Material shown ▸

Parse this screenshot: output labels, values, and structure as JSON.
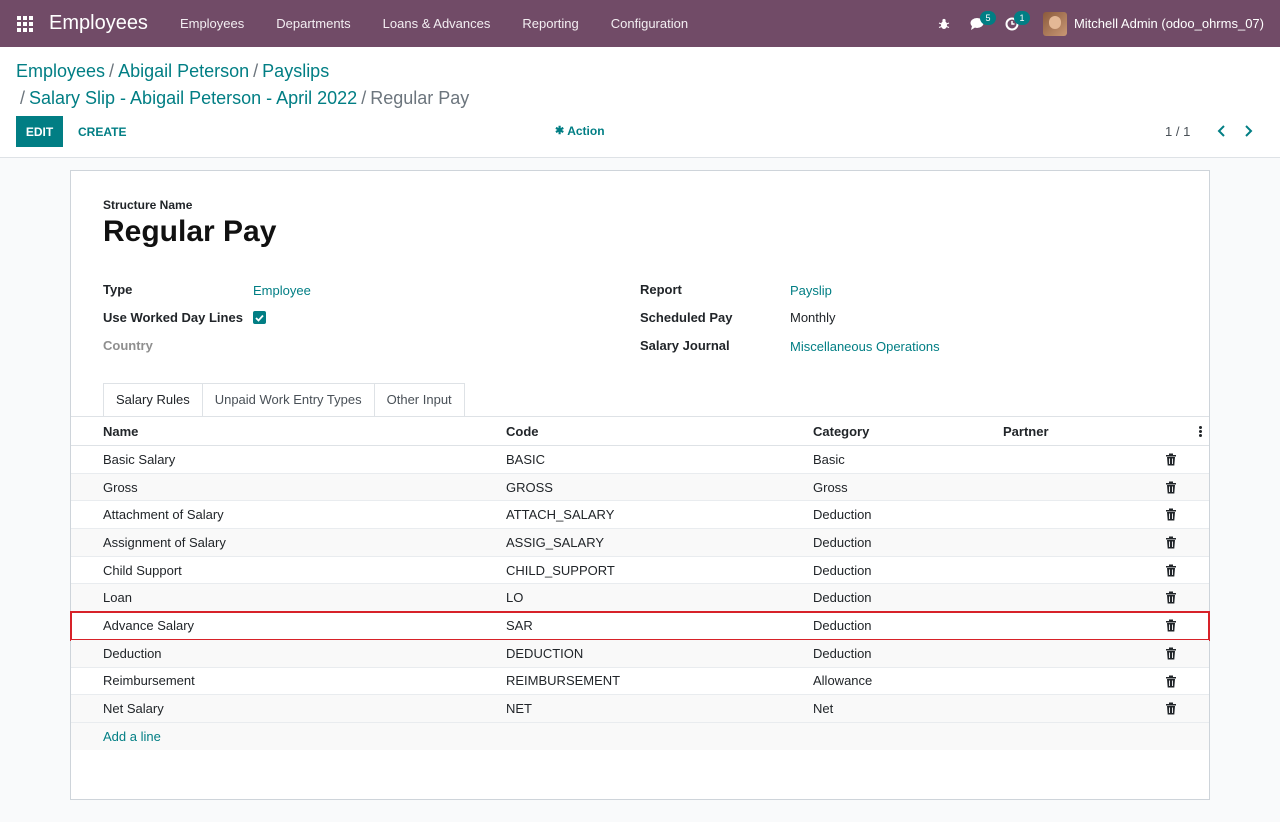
{
  "navbar": {
    "app_name": "Employees",
    "menu": [
      "Employees",
      "Departments",
      "Loans & Advances",
      "Reporting",
      "Configuration"
    ],
    "messages_badge": "5",
    "activities_badge": "1",
    "user": "Mitchell Admin (odoo_ohrms_07)"
  },
  "breadcrumb": {
    "items": [
      "Employees",
      "Abigail Peterson",
      "Payslips",
      "Salary Slip - Abigail Peterson - April 2022"
    ],
    "current": "Regular Pay"
  },
  "toolbar": {
    "edit": "EDIT",
    "create": "CREATE",
    "action": "Action",
    "pager": "1 / 1"
  },
  "form": {
    "structure_label": "Structure Name",
    "structure_name": "Regular Pay",
    "left": {
      "type_label": "Type",
      "type_value": "Employee",
      "worked_label": "Use Worked Day Lines",
      "worked_checked": true,
      "country_label": "Country"
    },
    "right": {
      "report_label": "Report",
      "report_value": "Payslip",
      "scheduled_label": "Scheduled Pay",
      "scheduled_value": "Monthly",
      "journal_label": "Salary Journal",
      "journal_value": "Miscellaneous Operations"
    }
  },
  "tabs": [
    "Salary Rules",
    "Unpaid Work Entry Types",
    "Other Input"
  ],
  "table": {
    "columns": [
      "Name",
      "Code",
      "Category",
      "Partner"
    ],
    "rows": [
      {
        "name": "Basic Salary",
        "code": "BASIC",
        "category": "Basic"
      },
      {
        "name": "Gross",
        "code": "GROSS",
        "category": "Gross"
      },
      {
        "name": "Attachment of Salary",
        "code": "ATTACH_SALARY",
        "category": "Deduction"
      },
      {
        "name": "Assignment of Salary",
        "code": "ASSIG_SALARY",
        "category": "Deduction"
      },
      {
        "name": "Child Support",
        "code": "CHILD_SUPPORT",
        "category": "Deduction"
      },
      {
        "name": "Loan",
        "code": "LO",
        "category": "Deduction"
      },
      {
        "name": "Advance Salary",
        "code": "SAR",
        "category": "Deduction"
      },
      {
        "name": "Deduction",
        "code": "DEDUCTION",
        "category": "Deduction"
      },
      {
        "name": "Reimbursement",
        "code": "REIMBURSEMENT",
        "category": "Allowance"
      },
      {
        "name": "Net Salary",
        "code": "NET",
        "category": "Net"
      }
    ],
    "add_line": "Add a line"
  },
  "colors": {
    "brand": "#714b67",
    "accent": "#017e84",
    "highlight": "#d72229"
  }
}
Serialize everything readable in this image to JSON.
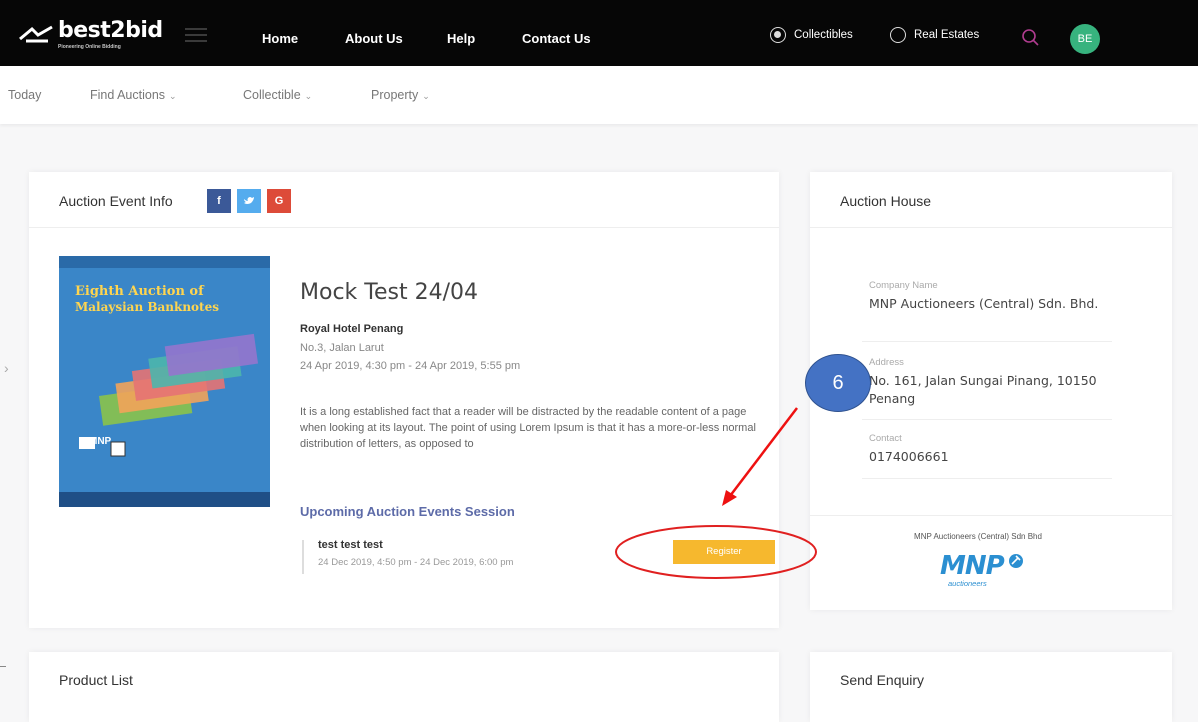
{
  "brand": {
    "name": "best2bid",
    "tagline": "Pioneering Online Bidding"
  },
  "colors": {
    "topbar": "#060606",
    "avatar": "#37b37e",
    "register": "#f6b82e",
    "link": "#5d6ba8",
    "annotation": "#4472c4",
    "annotation_arrow": "#ff0000"
  },
  "nav": {
    "home": "Home",
    "about": "About Us",
    "help": "Help",
    "contact": "Contact Us"
  },
  "category_toggle": {
    "collectibles": "Collectibles",
    "real_estates": "Real Estates",
    "selected": "Collectibles"
  },
  "user": {
    "initials": "BE"
  },
  "subnav": {
    "today": "Today",
    "find_auctions": "Find Auctions",
    "collectible": "Collectible",
    "property": "Property"
  },
  "event_card": {
    "title": "Auction Event Info",
    "share": {
      "facebook": "f",
      "twitter": "t",
      "google": "G"
    },
    "cover": {
      "heading_line1": "Eighth Auction of",
      "heading_line2": "Malaysian Banknotes",
      "logo": "MNP"
    },
    "event_title": "Mock Test 24/04",
    "venue": "Royal Hotel Penang",
    "address": "No.3, Jalan Larut",
    "datetime": "24 Apr 2019, 4:30 pm - 24 Apr 2019, 5:55 pm",
    "description": "It is a long established fact that a reader will be distracted by the readable content of a page when looking at its layout. The point of using Lorem Ipsum is that it has a more-or-less normal distribution of letters, as opposed to",
    "upcoming_heading": "Upcoming Auction Events Session",
    "session": {
      "name": "test test test",
      "datetime": "24 Dec 2019, 4:50 pm - 24 Dec 2019, 6:00 pm"
    },
    "register_label": "Register"
  },
  "auction_house": {
    "title": "Auction House",
    "company_label": "Company Name",
    "company_value": "MNP Auctioneers (Central) Sdn. Bhd.",
    "address_label": "Address",
    "address_value": "No. 161, Jalan Sungai Pinang, 10150 Penang",
    "contact_label": "Contact",
    "contact_value": "0174006661",
    "logo_caption": "MNP Auctioneers (Central) Sdn Bhd",
    "logo_text": "MNP",
    "logo_sub": "auctioneers"
  },
  "product_list": {
    "title": "Product List"
  },
  "send_enquiry": {
    "title": "Send Enquiry"
  },
  "annotation": {
    "step": "6"
  }
}
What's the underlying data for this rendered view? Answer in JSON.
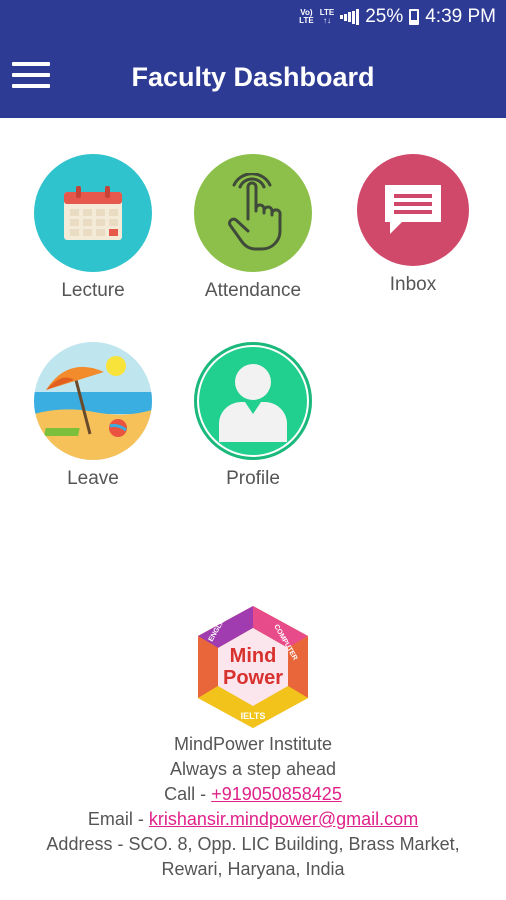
{
  "status_bar": {
    "volte": "Vo LTE",
    "lte": "LTE",
    "battery": "25%",
    "time": "4:39 PM"
  },
  "app_bar": {
    "title": "Faculty Dashboard",
    "menu_icon": "hamburger-menu-icon"
  },
  "dashboard": {
    "tiles": [
      {
        "label": "Lecture",
        "icon": "calendar-icon",
        "color": "#2fc3cd"
      },
      {
        "label": "Attendance",
        "icon": "touch-hand-icon",
        "color": "#8cc04a"
      },
      {
        "label": "Inbox",
        "icon": "message-icon",
        "color": "#d0496a"
      },
      {
        "label": "Leave",
        "icon": "beach-icon",
        "color": "#bfe5ef"
      },
      {
        "label": "Profile",
        "icon": "person-icon",
        "color": "#21d08f"
      }
    ]
  },
  "footer": {
    "logo_text": {
      "top": "Mind",
      "bottom": "Power",
      "left": "ENGLISH",
      "right": "COMPUTER",
      "base": "IELTS"
    },
    "institute": "MindPower Institute",
    "tagline": "Always a step ahead",
    "call_prefix": "Call - ",
    "phone": "+919050858425",
    "email_prefix": "Email - ",
    "email": "krishansir.mindpower@gmail.com",
    "address_line1": "Address - SCO. 8, Opp. LIC Building, Brass Market,",
    "address_line2": "Rewari, Haryana, India"
  }
}
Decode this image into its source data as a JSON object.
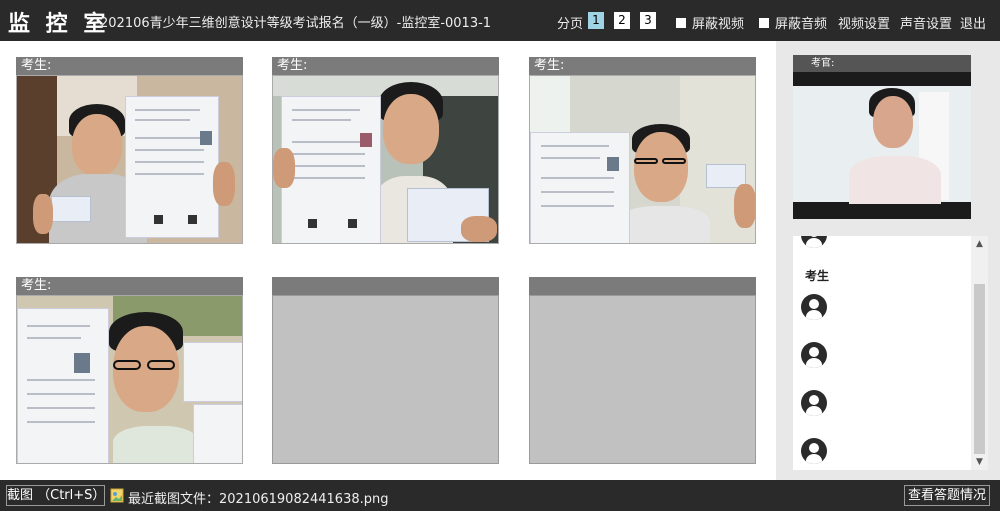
{
  "topbar": {
    "logo": "监 控 室",
    "title": "202106青少年三维创意设计等级考试报名（一级）-监控室-0013-1",
    "pager_label": "分页",
    "pages": [
      "1",
      "2",
      "3"
    ],
    "active_page": "1",
    "mute_video_label": "屏蔽视频",
    "mute_audio_label": "屏蔽音频",
    "video_settings_label": "视频设置",
    "audio_settings_label": "声音设置",
    "exit_label": "退出"
  },
  "tiles": [
    {
      "label": "考生:"
    },
    {
      "label": "考生:"
    },
    {
      "label": "考生:"
    },
    {
      "label": "考生:"
    },
    {
      "label": ""
    },
    {
      "label": ""
    }
  ],
  "examiner": {
    "label": "考官:"
  },
  "roster": {
    "section_label": "考生",
    "icons": [
      "user-avatar-icon",
      "user-avatar-icon",
      "user-avatar-icon",
      "user-avatar-icon",
      "user-avatar-icon",
      "user-avatar-icon"
    ]
  },
  "bottombar": {
    "screenshot_label": "截图 （Ctrl+S）",
    "recent_prefix": "最近截图文件：",
    "recent_file": "20210619082441638.png",
    "answers_label": "查看答题情况"
  },
  "colors": {
    "bar_bg": "#2a2a2a",
    "tile_header": "#7b7b7b",
    "empty_tile": "#c1c1c1",
    "active_page": "#9fd3e6"
  }
}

Task statement ▸ Quote the entries above word for word. Leave the images out.

Task answer ▸
Parse this screenshot: output labels, values, and structure as JSON.
{
  "navbar": {
    "app_name": "Employees",
    "menu": [
      "Employees",
      "Departments",
      "Loans & Advances",
      "Reporting",
      "Configuration"
    ],
    "messages_badge": "5",
    "activities_badge": "1",
    "user": "Mitchell Admin (odoo_ohrms_07)"
  },
  "breadcrumb": {
    "items": [
      "Employees",
      "Abigail Peterson",
      "Payslips",
      "Salary Slip - Abigail Peterson - April 2022"
    ],
    "current": "Regular Pay"
  },
  "toolbar": {
    "edit": "EDIT",
    "create": "CREATE",
    "action": "Action",
    "pager": "1 / 1"
  },
  "form": {
    "structure_label": "Structure Name",
    "structure_name": "Regular Pay",
    "left": {
      "type_label": "Type",
      "type_value": "Employee",
      "worked_label": "Use Worked Day Lines",
      "worked_checked": true,
      "country_label": "Country"
    },
    "right": {
      "report_label": "Report",
      "report_value": "Payslip",
      "scheduled_label": "Scheduled Pay",
      "scheduled_value": "Monthly",
      "journal_label": "Salary Journal",
      "journal_value": "Miscellaneous Operations"
    }
  },
  "tabs": [
    "Salary Rules",
    "Unpaid Work Entry Types",
    "Other Input"
  ],
  "table": {
    "columns": [
      "Name",
      "Code",
      "Category",
      "Partner"
    ],
    "rows": [
      {
        "name": "Basic Salary",
        "code": "BASIC",
        "category": "Basic"
      },
      {
        "name": "Gross",
        "code": "GROSS",
        "category": "Gross"
      },
      {
        "name": "Attachment of Salary",
        "code": "ATTACH_SALARY",
        "category": "Deduction"
      },
      {
        "name": "Assignment of Salary",
        "code": "ASSIG_SALARY",
        "category": "Deduction"
      },
      {
        "name": "Child Support",
        "code": "CHILD_SUPPORT",
        "category": "Deduction"
      },
      {
        "name": "Loan",
        "code": "LO",
        "category": "Deduction"
      },
      {
        "name": "Advance Salary",
        "code": "SAR",
        "category": "Deduction"
      },
      {
        "name": "Deduction",
        "code": "DEDUCTION",
        "category": "Deduction"
      },
      {
        "name": "Reimbursement",
        "code": "REIMBURSEMENT",
        "category": "Allowance"
      },
      {
        "name": "Net Salary",
        "code": "NET",
        "category": "Net"
      }
    ],
    "add_line": "Add a line"
  },
  "colors": {
    "brand": "#714b67",
    "accent": "#017e84",
    "highlight": "#d72229"
  }
}
Serialize everything readable in this image to JSON.
{
  "brand": {
    "name": "best2bid",
    "tagline": "Pioneering Online Bidding"
  },
  "colors": {
    "topbar": "#060606",
    "avatar": "#37b37e",
    "register": "#f6b82e",
    "link": "#5d6ba8",
    "annotation": "#4472c4",
    "annotation_arrow": "#ff0000"
  },
  "nav": {
    "home": "Home",
    "about": "About Us",
    "help": "Help",
    "contact": "Contact Us"
  },
  "category_toggle": {
    "collectibles": "Collectibles",
    "real_estates": "Real Estates",
    "selected": "Collectibles"
  },
  "user": {
    "initials": "BE"
  },
  "subnav": {
    "today": "Today",
    "find_auctions": "Find Auctions",
    "collectible": "Collectible",
    "property": "Property"
  },
  "event_card": {
    "title": "Auction Event Info",
    "share": {
      "facebook": "f",
      "twitter": "t",
      "google": "G"
    },
    "cover": {
      "heading_line1": "Eighth Auction of",
      "heading_line2": "Malaysian Banknotes",
      "logo": "MNP"
    },
    "event_title": "Mock Test 24/04",
    "venue": "Royal Hotel Penang",
    "address": "No.3, Jalan Larut",
    "datetime": "24 Apr 2019, 4:30 pm - 24 Apr 2019, 5:55 pm",
    "description": "It is a long established fact that a reader will be distracted by the readable content of a page when looking at its layout. The point of using Lorem Ipsum is that it has a more-or-less normal distribution of letters, as opposed to",
    "upcoming_heading": "Upcoming Auction Events Session",
    "session": {
      "name": "test test test",
      "datetime": "24 Dec 2019, 4:50 pm - 24 Dec 2019, 6:00 pm"
    },
    "register_label": "Register"
  },
  "auction_house": {
    "title": "Auction House",
    "company_label": "Company Name",
    "company_value": "MNP Auctioneers (Central) Sdn. Bhd.",
    "address_label": "Address",
    "address_value": "No. 161, Jalan Sungai Pinang, 10150 Penang",
    "contact_label": "Contact",
    "contact_value": "0174006661",
    "logo_caption": "MNP Auctioneers (Central) Sdn Bhd",
    "logo_text": "MNP",
    "logo_sub": "auctioneers"
  },
  "product_list": {
    "title": "Product List"
  },
  "send_enquiry": {
    "title": "Send Enquiry"
  },
  "annotation": {
    "step": "6"
  }
}
What's the underlying data for this rendered view? Answer in JSON.
{
  "status_bar": {
    "volte": "Vo LTE",
    "lte": "LTE",
    "battery": "25%",
    "time": "4:39 PM"
  },
  "app_bar": {
    "title": "Faculty Dashboard",
    "menu_icon": "hamburger-menu-icon"
  },
  "dashboard": {
    "tiles": [
      {
        "label": "Lecture",
        "icon": "calendar-icon",
        "color": "#2fc3cd"
      },
      {
        "label": "Attendance",
        "icon": "touch-hand-icon",
        "color": "#8cc04a"
      },
      {
        "label": "Inbox",
        "icon": "message-icon",
        "color": "#d0496a"
      },
      {
        "label": "Leave",
        "icon": "beach-icon",
        "color": "#bfe5ef"
      },
      {
        "label": "Profile",
        "icon": "person-icon",
        "color": "#21d08f"
      }
    ]
  },
  "footer": {
    "logo_text": {
      "top": "Mind",
      "bottom": "Power",
      "left": "ENGLISH",
      "right": "COMPUTER",
      "base": "IELTS"
    },
    "institute": "MindPower Institute",
    "tagline": "Always a step ahead",
    "call_prefix": "Call - ",
    "phone": "+919050858425",
    "email_prefix": "Email - ",
    "email": "krishansir.mindpower@gmail.com",
    "address_line1": "Address - SCO. 8, Opp. LIC Building, Brass Market,",
    "address_line2": "Rewari, Haryana, India"
  }
}
Decode this image into its source data as a JSON object.
{
  "topbar": {
    "logo": "监 控 室",
    "title": "202106青少年三维创意设计等级考试报名（一级）-监控室-0013-1",
    "pager_label": "分页",
    "pages": [
      "1",
      "2",
      "3"
    ],
    "active_page": "1",
    "mute_video_label": "屏蔽视频",
    "mute_audio_label": "屏蔽音频",
    "video_settings_label": "视频设置",
    "audio_settings_label": "声音设置",
    "exit_label": "退出"
  },
  "tiles": [
    {
      "label": "考生:"
    },
    {
      "label": "考生:"
    },
    {
      "label": "考生:"
    },
    {
      "label": "考生:"
    },
    {
      "label": ""
    },
    {
      "label": ""
    }
  ],
  "examiner": {
    "label": "考官:"
  },
  "roster": {
    "section_label": "考生",
    "icons": [
      "user-avatar-icon",
      "user-avatar-icon",
      "user-avatar-icon",
      "user-avatar-icon",
      "user-avatar-icon",
      "user-avatar-icon"
    ]
  },
  "bottombar": {
    "screenshot_label": "截图 （Ctrl+S）",
    "recent_prefix": "最近截图文件：",
    "recent_file": "20210619082441638.png",
    "answers_label": "查看答题情况"
  },
  "colors": {
    "bar_bg": "#2a2a2a",
    "tile_header": "#7b7b7b",
    "empty_tile": "#c1c1c1",
    "active_page": "#9fd3e6"
  }
}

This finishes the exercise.